SET TASK: Set down the items from the line with "fit-view-button[interactable] — [10, 215, 34, 239]" up to and including the line with "home-view-button[interactable] — [10, 184, 34, 208]", reproducing each line without any change.
Start DATA FOR PROCESSING
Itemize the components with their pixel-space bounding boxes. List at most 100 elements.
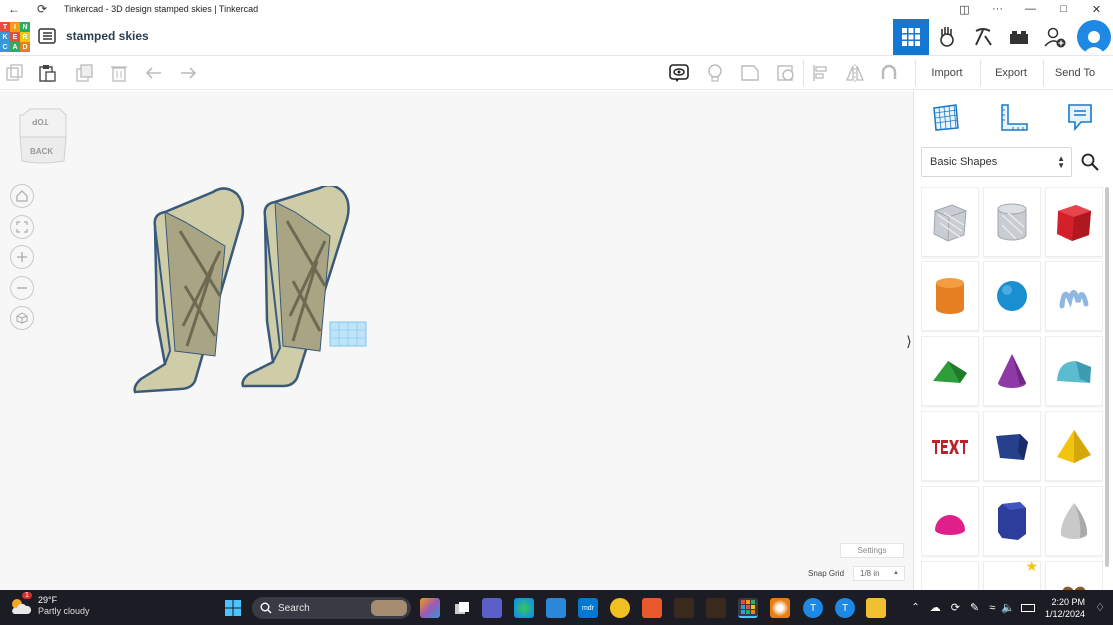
fit-view-button[interactable] — [10, 215, 34, 239]
zoom-out-button[interactable] — [10, 276, 34, 300]
settings-button[interactable]: Settings — [840, 543, 904, 558]
copilot-icon[interactable] — [420, 598, 440, 618]
polygon-icon — [998, 502, 1026, 540]
shape-tile-half-box[interactable] — [983, 411, 1041, 481]
shape-tile-roof[interactable] — [921, 336, 979, 406]
lego-button[interactable] — [1001, 19, 1037, 55]
task-view-icon[interactable] — [452, 598, 472, 618]
minimize-button[interactable]: — — [1014, 0, 1047, 18]
ski-models[interactable] — [125, 186, 375, 401]
shape-category-select[interactable]: Basic Shapes ▲ ▼ — [921, 147, 1072, 177]
start-button[interactable] — [223, 598, 243, 618]
shape-tile-tube[interactable]: ★ — [983, 558, 1041, 590]
panel-scrollbar[interactable] — [1105, 187, 1109, 567]
ski-model-left[interactable] — [133, 187, 245, 394]
shape-tile-polygon[interactable] — [983, 486, 1041, 556]
ski-model-right[interactable] — [241, 186, 350, 388]
help-icon[interactable] — [610, 598, 630, 618]
powerpoint-icon[interactable] — [642, 598, 662, 618]
shape-tile-cylinder-hole[interactable] — [983, 187, 1041, 257]
game-icon[interactable] — [674, 598, 694, 618]
send-to-button[interactable]: Send To — [1046, 56, 1104, 90]
shape-tile-text[interactable] — [921, 411, 979, 481]
more-icon[interactable]: ··· — [981, 0, 1014, 18]
pen-icon[interactable]: ✎ — [970, 601, 979, 614]
align-button[interactable] — [810, 62, 832, 84]
view-cube[interactable]: TOP BACK — [18, 107, 68, 165]
sync-icon[interactable]: ⟳ — [951, 601, 960, 614]
app-t-icon-2[interactable]: T — [835, 598, 855, 618]
duplicate-button[interactable] — [74, 62, 96, 84]
tinkercad-taskbar-icon[interactable] — [738, 598, 758, 618]
logo-letter: E — [10, 32, 20, 42]
notification-icon[interactable]: ♢ — [1095, 601, 1105, 614]
ruler-button[interactable] — [996, 99, 1032, 135]
home-view-button[interactable] — [10, 184, 34, 208]
shape-tile-box-hole[interactable] — [921, 187, 979, 257]
delete-button[interactable] — [108, 62, 130, 84]
wifi-icon[interactable]: ≈ — [989, 602, 995, 614]
tinkercad-logo[interactable]: T I N K E R C A D — [0, 22, 30, 52]
workplane-button[interactable] — [928, 99, 964, 135]
paste-button[interactable] — [36, 62, 58, 84]
invite-button[interactable] — [1037, 19, 1073, 55]
avatar[interactable] — [1077, 20, 1111, 54]
shape-tile-round-roof[interactable] — [1045, 336, 1103, 406]
back-arrow-icon[interactable]: ← — [0, 0, 28, 18]
store-icon[interactable] — [546, 598, 566, 618]
refresh-icon[interactable]: ⟳ — [28, 0, 56, 18]
export-button[interactable]: Export — [983, 56, 1039, 90]
shape-tile-paraboloid[interactable] — [1045, 486, 1103, 556]
notes-button[interactable] — [668, 62, 690, 84]
battery-icon[interactable] — [1020, 603, 1035, 612]
volume-icon[interactable]: 🔈 — [1001, 601, 1015, 614]
edge-icon[interactable] — [514, 598, 534, 618]
zoom-in-button[interactable] — [10, 245, 34, 269]
app-icon[interactable]: ◫ — [948, 0, 981, 18]
onedrive-icon[interactable]: ☁ — [930, 601, 941, 614]
redo-button[interactable] — [177, 62, 199, 84]
weather-widget[interactable]: 1 29°F Partly cloudy — [8, 592, 90, 618]
shape-tile-box[interactable] — [1045, 187, 1103, 257]
logo-letter: I — [10, 22, 20, 32]
blocks-button[interactable] — [929, 19, 965, 55]
shape-tile-cone[interactable] — [983, 336, 1041, 406]
app-t-icon[interactable]: T — [803, 598, 823, 618]
mcafee-icon[interactable]: mdr — [578, 598, 598, 618]
maximize-button[interactable]: □ — [1047, 0, 1080, 18]
shape-hole-button[interactable] — [775, 62, 797, 84]
shape-tile-torus[interactable] — [921, 561, 979, 590]
undo-button[interactable] — [143, 62, 165, 84]
bricks-button[interactable] — [965, 19, 1001, 55]
text-shape-ghost[interactable] — [329, 321, 367, 347]
mirror-button[interactable] — [844, 62, 866, 84]
workplane-canvas[interactable]: TOP BACK Settings Snap Grid 1/8 in ▲ ⟩ — [0, 91, 913, 590]
snap-grid-select[interactable]: 1/8 in ▲ — [853, 566, 905, 581]
blender-icon[interactable] — [770, 598, 790, 618]
shape-tile-sphere[interactable] — [983, 261, 1041, 331]
teams-icon[interactable] — [482, 598, 502, 618]
taskbar-search[interactable]: Search — [252, 597, 411, 619]
shape-tile-half-sphere[interactable] — [921, 486, 979, 556]
ruler-icon — [1001, 104, 1028, 131]
file-explorer-icon[interactable] — [866, 598, 886, 618]
design-name[interactable]: stamped skies — [66, 29, 149, 43]
design-list-icon[interactable] — [38, 28, 56, 44]
shape-tile-cylinder[interactable] — [921, 261, 979, 331]
chevron-up-icon[interactable]: ⌃ — [911, 602, 919, 613]
copy-button[interactable] — [4, 62, 26, 84]
game-icon-2[interactable] — [706, 598, 726, 618]
cruise-button[interactable] — [878, 62, 900, 84]
shape-solid-button[interactable] — [739, 62, 761, 84]
shape-tile-pyramid[interactable] — [1045, 411, 1103, 481]
notes-panel-button[interactable] — [1062, 99, 1098, 135]
clock[interactable]: 2:20 PM 1/12/2024 — [1045, 596, 1085, 620]
import-button[interactable]: Import — [918, 56, 976, 90]
hint-button[interactable] — [704, 62, 726, 84]
perspective-button[interactable] — [10, 306, 34, 330]
close-button[interactable]: ✕ — [1080, 0, 1113, 18]
shape-tile-scribble[interactable] — [1045, 261, 1103, 331]
3d-view-button[interactable] — [893, 19, 929, 55]
shape-tile-heart[interactable] — [1045, 561, 1103, 590]
shape-search-button[interactable] — [1074, 147, 1106, 177]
End DATA FOR PROCESSING
FINISHED TASK:
fit-view-button[interactable] — [10, 215, 34, 239]
zoom-out-button[interactable] — [10, 276, 34, 300]
settings-button[interactable]: Settings — [840, 543, 904, 558]
copilot-icon[interactable] — [420, 598, 440, 618]
polygon-icon — [998, 502, 1026, 540]
shape-tile-half-box[interactable] — [983, 411, 1041, 481]
shape-tile-roof[interactable] — [921, 336, 979, 406]
lego-button[interactable] — [1001, 19, 1037, 55]
task-view-icon[interactable] — [452, 598, 472, 618]
minimize-button[interactable]: — — [1014, 0, 1047, 18]
ski-models[interactable] — [125, 186, 375, 401]
shape-category-select[interactable]: Basic Shapes ▲ ▼ — [921, 147, 1072, 177]
start-button[interactable] — [223, 598, 243, 618]
shape-tile-tube[interactable]: ★ — [983, 558, 1041, 590]
panel-scrollbar[interactable] — [1105, 187, 1109, 567]
ski-model-left[interactable] — [133, 187, 245, 394]
shape-tile-polygon[interactable] — [983, 486, 1041, 556]
ski-model-right[interactable] — [241, 186, 350, 388]
help-icon[interactable] — [610, 598, 630, 618]
powerpoint-icon[interactable] — [642, 598, 662, 618]
shape-tile-cylinder-hole[interactable] — [983, 187, 1041, 257]
game-icon[interactable] — [674, 598, 694, 618]
send-to-button[interactable]: Send To — [1046, 56, 1104, 90]
shape-tile-text[interactable] — [921, 411, 979, 481]
more-icon[interactable]: ··· — [981, 0, 1014, 18]
pen-icon[interactable]: ✎ — [970, 601, 979, 614]
align-button[interactable] — [810, 62, 832, 84]
view-cube[interactable]: TOP BACK — [18, 107, 68, 165]
sync-icon[interactable]: ⟳ — [951, 601, 960, 614]
app-t-icon-2[interactable]: T — [835, 598, 855, 618]
duplicate-button[interactable] — [74, 62, 96, 84]
tinkercad-taskbar-icon[interactable] — [738, 598, 758, 618]
logo-letter: E — [10, 32, 20, 42]
notification-icon[interactable]: ♢ — [1095, 601, 1105, 614]
ruler-button[interactable] — [996, 99, 1032, 135]
home-view-button[interactable] — [10, 184, 34, 208]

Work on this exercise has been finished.